Objective :: Repeat each line of the material exactly.

(Entries taken from a collection)
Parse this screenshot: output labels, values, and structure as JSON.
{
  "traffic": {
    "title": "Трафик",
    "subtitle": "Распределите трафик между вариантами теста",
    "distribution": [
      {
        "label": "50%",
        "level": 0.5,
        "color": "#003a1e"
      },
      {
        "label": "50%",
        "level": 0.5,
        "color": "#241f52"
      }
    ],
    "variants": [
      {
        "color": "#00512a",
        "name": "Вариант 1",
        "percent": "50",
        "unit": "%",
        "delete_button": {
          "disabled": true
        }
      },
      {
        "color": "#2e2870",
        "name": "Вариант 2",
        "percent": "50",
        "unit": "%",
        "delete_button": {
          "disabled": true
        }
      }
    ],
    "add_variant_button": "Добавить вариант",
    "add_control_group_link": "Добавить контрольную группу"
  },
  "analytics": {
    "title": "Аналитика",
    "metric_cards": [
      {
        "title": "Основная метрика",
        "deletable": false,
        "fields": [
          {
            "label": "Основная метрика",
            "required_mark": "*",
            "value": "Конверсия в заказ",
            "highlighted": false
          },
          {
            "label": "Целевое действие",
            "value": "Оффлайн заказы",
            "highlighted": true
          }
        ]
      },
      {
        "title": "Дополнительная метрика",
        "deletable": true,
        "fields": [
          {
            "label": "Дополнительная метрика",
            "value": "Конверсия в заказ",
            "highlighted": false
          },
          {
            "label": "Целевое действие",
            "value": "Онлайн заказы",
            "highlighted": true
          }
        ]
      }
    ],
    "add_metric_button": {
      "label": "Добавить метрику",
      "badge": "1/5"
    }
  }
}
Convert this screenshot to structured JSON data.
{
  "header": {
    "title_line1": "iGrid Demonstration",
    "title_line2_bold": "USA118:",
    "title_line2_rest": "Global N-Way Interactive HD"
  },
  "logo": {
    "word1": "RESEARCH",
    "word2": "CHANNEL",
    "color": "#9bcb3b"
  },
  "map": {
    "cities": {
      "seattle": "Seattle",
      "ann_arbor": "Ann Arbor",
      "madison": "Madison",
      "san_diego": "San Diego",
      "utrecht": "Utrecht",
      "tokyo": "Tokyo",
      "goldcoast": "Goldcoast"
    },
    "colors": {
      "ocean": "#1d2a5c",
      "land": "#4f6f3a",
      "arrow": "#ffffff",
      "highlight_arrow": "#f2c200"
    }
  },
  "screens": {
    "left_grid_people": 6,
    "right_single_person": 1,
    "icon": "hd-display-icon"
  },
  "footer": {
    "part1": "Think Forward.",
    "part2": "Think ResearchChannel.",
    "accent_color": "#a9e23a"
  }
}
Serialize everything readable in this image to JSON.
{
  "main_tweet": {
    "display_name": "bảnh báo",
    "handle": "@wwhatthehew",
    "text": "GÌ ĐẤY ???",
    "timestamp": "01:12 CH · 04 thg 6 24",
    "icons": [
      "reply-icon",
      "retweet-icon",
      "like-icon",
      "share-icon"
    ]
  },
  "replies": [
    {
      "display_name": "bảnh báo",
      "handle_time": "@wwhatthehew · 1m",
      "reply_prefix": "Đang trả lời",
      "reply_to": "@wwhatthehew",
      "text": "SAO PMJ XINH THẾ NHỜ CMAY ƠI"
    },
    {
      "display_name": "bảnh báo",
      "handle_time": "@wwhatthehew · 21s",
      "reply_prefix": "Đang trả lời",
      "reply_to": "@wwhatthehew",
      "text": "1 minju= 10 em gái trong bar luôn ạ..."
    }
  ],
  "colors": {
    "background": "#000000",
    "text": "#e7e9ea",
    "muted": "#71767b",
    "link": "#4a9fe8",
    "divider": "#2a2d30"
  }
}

Full output ::
Parse this screenshot: output labels, values, and structure as JSON.
{
  "traffic": {
    "title": "Трафик",
    "subtitle": "Распределите трафик между вариантами теста",
    "distribution": [
      {
        "label": "50%",
        "level": 0.5,
        "color": "#003a1e"
      },
      {
        "label": "50%",
        "level": 0.5,
        "color": "#241f52"
      }
    ],
    "variants": [
      {
        "color": "#00512a",
        "name": "Вариант 1",
        "percent": "50",
        "unit": "%",
        "delete_button": {
          "disabled": true
        }
      },
      {
        "color": "#2e2870",
        "name": "Вариант 2",
        "percent": "50",
        "unit": "%",
        "delete_button": {
          "disabled": true
        }
      }
    ],
    "add_variant_button": "Добавить вариант",
    "add_control_group_link": "Добавить контрольную группу"
  },
  "analytics": {
    "title": "Аналитика",
    "metric_cards": [
      {
        "title": "Основная метрика",
        "deletable": false,
        "fields": [
          {
            "label": "Основная метрика",
            "required_mark": "*",
            "value": "Конверсия в заказ",
            "highlighted": false
          },
          {
            "label": "Целевое действие",
            "value": "Оффлайн заказы",
            "highlighted": true
          }
        ]
      },
      {
        "title": "Дополнительная метрика",
        "deletable": true,
        "fields": [
          {
            "label": "Дополнительная метрика",
            "value": "Конверсия в заказ",
            "highlighted": false
          },
          {
            "label": "Целевое действие",
            "value": "Онлайн заказы",
            "highlighted": true
          }
        ]
      }
    ],
    "add_metric_button": {
      "label": "Добавить метрику",
      "badge": "1/5"
    }
  }
}
Convert this screenshot to structured JSON data.
{
  "header": {
    "title_line1": "iGrid Demonstration",
    "title_line2_bold": "USA118:",
    "title_line2_rest": "Global N-Way Interactive HD"
  },
  "logo": {
    "word1": "RESEARCH",
    "word2": "CHANNEL",
    "color": "#9bcb3b"
  },
  "map": {
    "cities": {
      "seattle": "Seattle",
      "ann_arbor": "Ann Arbor",
      "madison": "Madison",
      "san_diego": "San Diego",
      "utrecht": "Utrecht",
      "tokyo": "Tokyo",
      "goldcoast": "Goldcoast"
    },
    "colors": {
      "ocean": "#1d2a5c",
      "land": "#4f6f3a",
      "arrow": "#ffffff",
      "highlight_arrow": "#f2c200"
    }
  },
  "screens": {
    "left_grid_people": 6,
    "right_single_person": 1,
    "icon": "hd-display-icon"
  },
  "footer": {
    "part1": "Think Forward.",
    "part2": "Think ResearchChannel.",
    "accent_color": "#a9e23a"
  }
}
Serialize everything readable in this image to JSON.
{
  "main_tweet": {
    "display_name": "bảnh báo",
    "handle": "@wwhatthehew",
    "text": "GÌ ĐẤY ???",
    "timestamp": "01:12 CH · 04 thg 6 24",
    "icons": [
      "reply-icon",
      "retweet-icon",
      "like-icon",
      "share-icon"
    ]
  },
  "replies": [
    {
      "display_name": "bảnh báo",
      "handle_time": "@wwhatthehew · 1m",
      "reply_prefix": "Đang trả lời",
      "reply_to": "@wwhatthehew",
      "text": "SAO PMJ XINH THẾ NHỜ CMAY ƠI"
    },
    {
      "display_name": "bảnh báo",
      "handle_time": "@wwhatthehew · 21s",
      "reply_prefix": "Đang trả lời",
      "reply_to": "@wwhatthehew",
      "text": "1 minju= 10 em gái trong bar luôn ạ..."
    }
  ],
  "colors": {
    "background": "#000000",
    "text": "#e7e9ea",
    "muted": "#71767b",
    "link": "#4a9fe8",
    "divider": "#2a2d30"
  }
}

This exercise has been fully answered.